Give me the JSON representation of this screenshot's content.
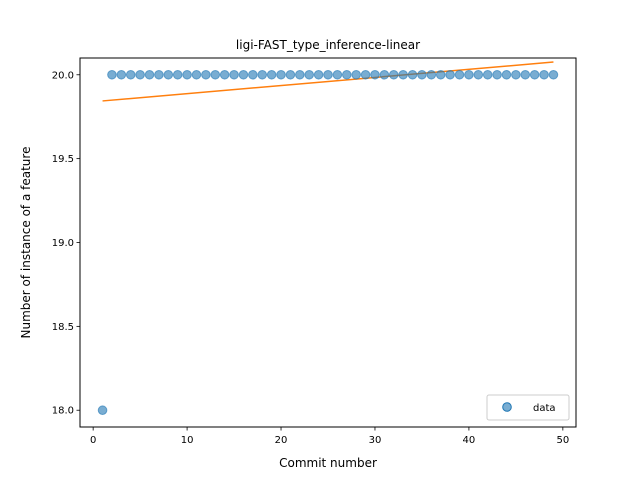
{
  "chart_data": {
    "type": "scatter",
    "title": "ligi-FAST_type_inference-linear",
    "xlabel": "Commit number",
    "ylabel": "Number of instance of a feature",
    "xlim": [
      -1.4,
      51.4
    ],
    "ylim": [
      17.9,
      20.1
    ],
    "xticks": [
      0,
      10,
      20,
      30,
      40,
      50
    ],
    "xtick_labels": [
      "0",
      "10",
      "20",
      "30",
      "40",
      "50"
    ],
    "yticks": [
      18.0,
      18.5,
      19.0,
      19.5,
      20.0
    ],
    "ytick_labels": [
      "18.0",
      "18.5",
      "19.0",
      "19.5",
      "20.0"
    ],
    "grid": false,
    "legend_position": "lower right",
    "series": [
      {
        "name": "data",
        "kind": "scatter",
        "color": "#1f77b4",
        "x": [
          1,
          2,
          3,
          4,
          5,
          6,
          7,
          8,
          9,
          10,
          11,
          12,
          13,
          14,
          15,
          16,
          17,
          18,
          19,
          20,
          21,
          22,
          23,
          24,
          25,
          26,
          27,
          28,
          29,
          30,
          31,
          32,
          33,
          34,
          35,
          36,
          37,
          38,
          39,
          40,
          41,
          42,
          43,
          44,
          45,
          46,
          47,
          48,
          49
        ],
        "y": [
          18,
          20,
          20,
          20,
          20,
          20,
          20,
          20,
          20,
          20,
          20,
          20,
          20,
          20,
          20,
          20,
          20,
          20,
          20,
          20,
          20,
          20,
          20,
          20,
          20,
          20,
          20,
          20,
          20,
          20,
          20,
          20,
          20,
          20,
          20,
          20,
          20,
          20,
          20,
          20,
          20,
          20,
          20,
          20,
          20,
          20,
          20,
          20,
          20
        ]
      },
      {
        "kind": "line",
        "color": "#ff7f0e",
        "x": [
          1,
          49
        ],
        "y": [
          19.844,
          20.076
        ]
      }
    ]
  }
}
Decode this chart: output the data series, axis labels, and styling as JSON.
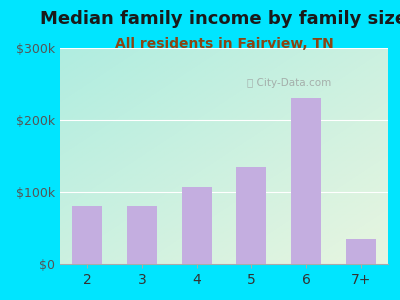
{
  "title": "Median family income by family size",
  "subtitle": "All residents in Fairview, TN",
  "categories": [
    "2",
    "3",
    "4",
    "5",
    "6",
    "7+"
  ],
  "values": [
    80000,
    80000,
    107000,
    135000,
    230000,
    35000
  ],
  "bar_color": "#c4aee0",
  "title_color": "#1a1a1a",
  "subtitle_color": "#8b4513",
  "outer_bg_color": "#00e5ff",
  "inner_bg_topleft": "#b0ede0",
  "inner_bg_bottomright": "#e8f5e0",
  "ylim": [
    0,
    300000
  ],
  "yticks": [
    0,
    100000,
    200000,
    300000
  ],
  "ytick_labels": [
    "$0",
    "$100k",
    "$200k",
    "$300k"
  ],
  "watermark": "ⓘ City-Data.com",
  "title_fontsize": 13,
  "subtitle_fontsize": 10
}
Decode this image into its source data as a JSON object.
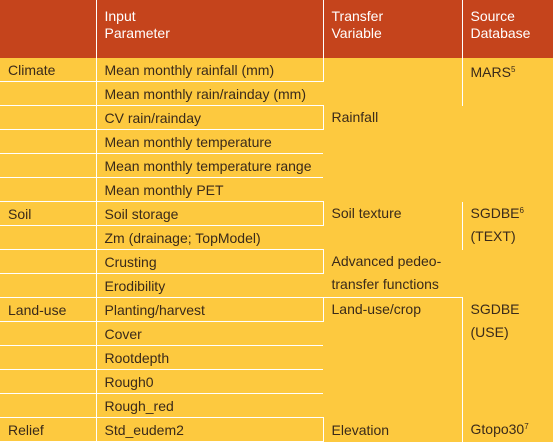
{
  "header": {
    "col1": "",
    "col2_line1": "Input",
    "col2_line2": "Parameter",
    "col3_line1": "Transfer",
    "col3_line2": "Variable",
    "col4_line1": "Source",
    "col4_line2": "Database"
  },
  "climate": {
    "category": "Climate",
    "params": [
      "Mean monthly rainfall (mm)",
      "Mean monthly rain/rainday (mm)",
      "CV rain/rainday",
      "Mean monthly temperature",
      "Mean monthly temperature range",
      "Mean monthly PET"
    ],
    "variable": "Rainfall",
    "source": "MARS",
    "source_sup": "5"
  },
  "soil": {
    "category": "Soil",
    "params": [
      "Soil storage",
      "Zm (drainage; TopModel)",
      "Crusting",
      "Erodibility"
    ],
    "variable1": "Soil texture",
    "variable2_line1": "Advanced pedeo-",
    "variable2_line2": "transfer functions",
    "source_line1": "SGDBE",
    "source_sup": "6",
    "source_line2": "(TEXT)"
  },
  "landuse": {
    "category": "Land-use",
    "params": [
      "Planting/harvest",
      "Cover",
      "Rootdepth",
      "Rough0",
      "Rough_red"
    ],
    "variable": "Land-use/crop",
    "source_line1": "SGDBE",
    "source_line2": "(USE)"
  },
  "relief": {
    "category": "Relief",
    "params": [
      "Std_eudem2"
    ],
    "variable": "Elevation",
    "source": "Gtopo30",
    "source_sup": "7"
  }
}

_ _ _ _

EXERCISE DETAILS | Each line in the entries above that includes the string "Mean" should be extracted.

WRITTEN RESPONSE |
      "Mean monthly rainfall (mm)",
      "Mean monthly rain/rainday (mm)",
      "Mean monthly temperature",
      "Mean monthly temperature range",
      "Mean monthly PET"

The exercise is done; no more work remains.